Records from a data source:
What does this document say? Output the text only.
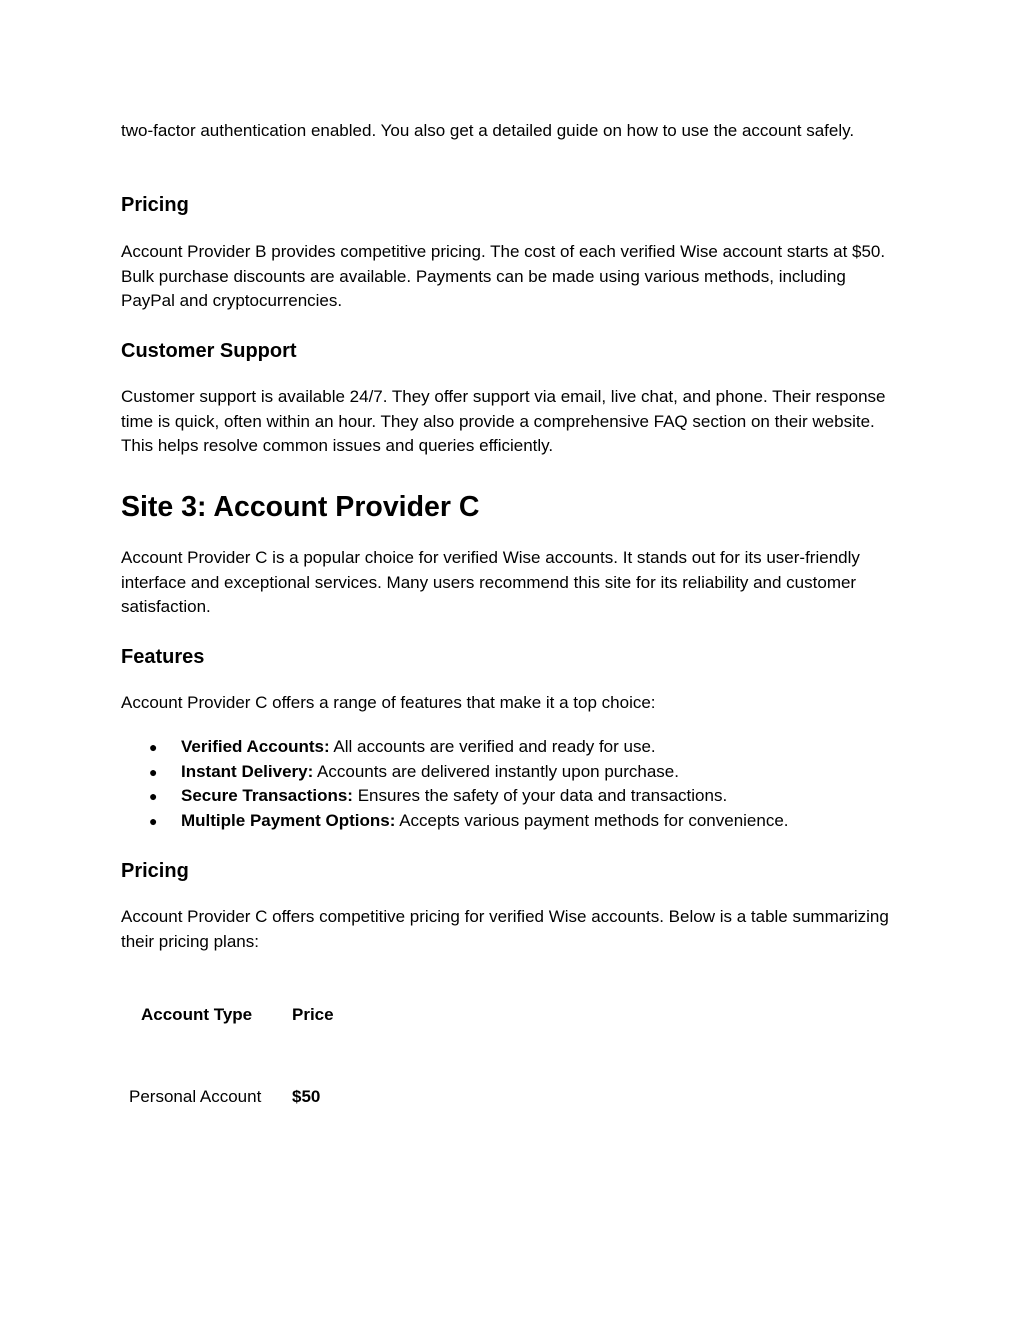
two-factor authentication enabled. You also get a detailed guide on how to use the account safely.

Pricing

Account Provider B provides competitive pricing. The cost of each verified Wise account starts at $50. Bulk purchase discounts are available. Payments can be made using various methods, including PayPal and cryptocurrencies.

Customer Support

Customer support is available 24/7. They offer support via email, live chat, and phone. Their response time is quick, often within an hour. They also provide a comprehensive FAQ section on their website. This helps resolve common issues and queries efficiently.

Site 3: Account Provider C

Account Provider C is a popular choice for verified Wise accounts. It stands out for its user-friendly interface and exceptional services. Many users recommend this site for its reliability and customer satisfaction.

Features

Account Provider C offers a range of features that make it a top choice:

● Verified Accounts: All accounts are verified and ready for use.
● Instant Delivery: Accounts are delivered instantly upon purchase.
● Secure Transactions: Ensures the safety of your data and transactions.
● Multiple Payment Options: Accepts various payment methods for convenience.
Pricing

Account Provider C offers competitive pricing for verified Wise accounts. Below is a table summarizing their pricing plans:

Account Type Price
Personal Account $50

TASK DETAILS
Your task is to reproduce all of the material exactly. The pictures stay out.

TASK ANSWER
What does this document say? Output the text only.
two-factor authentication enabled. You also get a detailed guide on how to use the account safely.

Pricing

Account Provider B provides competitive pricing. The cost of each verified Wise account starts at $50. Bulk purchase discounts are available. Payments can be made using various methods, including PayPal and cryptocurrencies.

Customer Support

Customer support is available 24/7. They offer support via email, live chat, and phone. Their response time is quick, often within an hour. They also provide a comprehensive FAQ section on their website. This helps resolve common issues and queries efficiently.

Site 3: Account Provider C

Account Provider C is a popular choice for verified Wise accounts. It stands out for its user-friendly interface and exceptional services. Many users recommend this site for its reliability and customer satisfaction.

Features

Account Provider C offers a range of features that make it a top choice:

● Verified Accounts: All accounts are verified and ready for use.
● Instant Delivery: Accounts are delivered instantly upon purchase.
● Secure Transactions: Ensures the safety of your data and transactions.
● Multiple Payment Options: Accepts various payment methods for convenience.
Pricing

Account Provider C offers competitive pricing for verified Wise accounts. Below is a table summarizing their pricing plans:

Account Type Price
Personal Account $50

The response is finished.